To be done. The records below hold pictures; please leave those out and retype the rest exactly.

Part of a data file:
>> START
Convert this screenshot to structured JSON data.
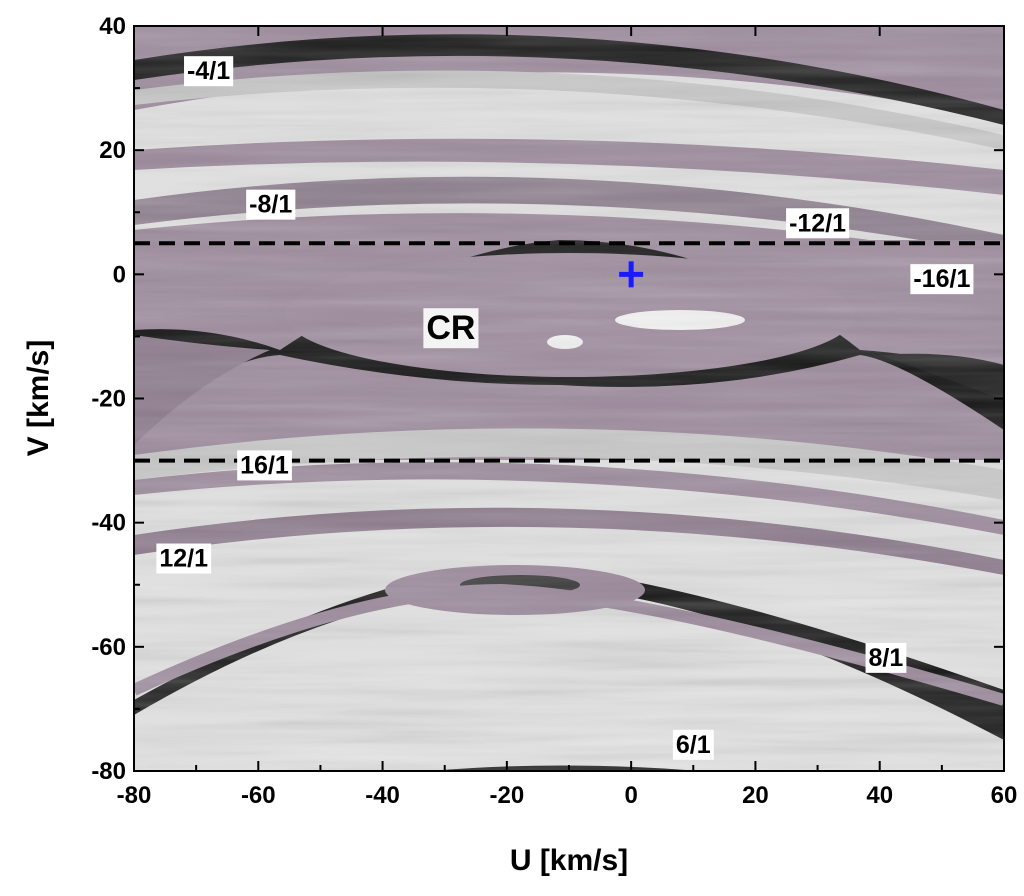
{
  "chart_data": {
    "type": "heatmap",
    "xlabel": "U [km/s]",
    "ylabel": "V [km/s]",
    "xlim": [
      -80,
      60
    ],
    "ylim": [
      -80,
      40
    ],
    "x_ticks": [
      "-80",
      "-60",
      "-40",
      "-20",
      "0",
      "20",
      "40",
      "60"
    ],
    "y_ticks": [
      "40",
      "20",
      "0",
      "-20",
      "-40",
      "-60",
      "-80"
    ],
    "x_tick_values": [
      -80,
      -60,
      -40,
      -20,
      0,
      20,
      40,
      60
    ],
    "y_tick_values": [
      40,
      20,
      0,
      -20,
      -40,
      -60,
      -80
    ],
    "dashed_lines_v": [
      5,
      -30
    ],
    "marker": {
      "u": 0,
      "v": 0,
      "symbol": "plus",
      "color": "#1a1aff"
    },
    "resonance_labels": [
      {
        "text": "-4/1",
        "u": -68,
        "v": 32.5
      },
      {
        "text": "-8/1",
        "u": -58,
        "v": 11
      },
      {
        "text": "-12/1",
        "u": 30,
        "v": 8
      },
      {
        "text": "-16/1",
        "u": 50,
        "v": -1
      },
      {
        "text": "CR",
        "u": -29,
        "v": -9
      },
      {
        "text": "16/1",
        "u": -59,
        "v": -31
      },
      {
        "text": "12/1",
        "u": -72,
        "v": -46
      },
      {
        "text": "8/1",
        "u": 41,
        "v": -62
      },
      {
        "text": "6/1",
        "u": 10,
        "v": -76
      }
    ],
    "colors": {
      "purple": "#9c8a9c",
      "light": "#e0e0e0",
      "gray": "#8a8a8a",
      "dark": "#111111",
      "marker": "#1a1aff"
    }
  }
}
>> END
The reply.
Convert this screenshot to structured JSON data.
{
  "chart_data": {
    "type": "heatmap",
    "xlabel": "U [km/s]",
    "ylabel": "V [km/s]",
    "xlim": [
      -80,
      60
    ],
    "ylim": [
      -80,
      40
    ],
    "x_ticks": [
      "-80",
      "-60",
      "-40",
      "-20",
      "0",
      "20",
      "40",
      "60"
    ],
    "y_ticks": [
      "40",
      "20",
      "0",
      "-20",
      "-40",
      "-60",
      "-80"
    ],
    "x_tick_values": [
      -80,
      -60,
      -40,
      -20,
      0,
      20,
      40,
      60
    ],
    "y_tick_values": [
      40,
      20,
      0,
      -20,
      -40,
      -60,
      -80
    ],
    "dashed_lines_v": [
      5,
      -30
    ],
    "marker": {
      "u": 0,
      "v": 0,
      "symbol": "plus",
      "color": "#1a1aff"
    },
    "resonance_labels": [
      {
        "text": "-4/1",
        "u": -68,
        "v": 32.5
      },
      {
        "text": "-8/1",
        "u": -58,
        "v": 11
      },
      {
        "text": "-12/1",
        "u": 30,
        "v": 8
      },
      {
        "text": "-16/1",
        "u": 50,
        "v": -1
      },
      {
        "text": "CR",
        "u": -29,
        "v": -9
      },
      {
        "text": "16/1",
        "u": -59,
        "v": -31
      },
      {
        "text": "12/1",
        "u": -72,
        "v": -46
      },
      {
        "text": "8/1",
        "u": 41,
        "v": -62
      },
      {
        "text": "6/1",
        "u": 10,
        "v": -76
      }
    ],
    "colors": {
      "purple": "#9c8a9c",
      "light": "#e0e0e0",
      "gray": "#8a8a8a",
      "dark": "#111111",
      "marker": "#1a1aff"
    }
  }
}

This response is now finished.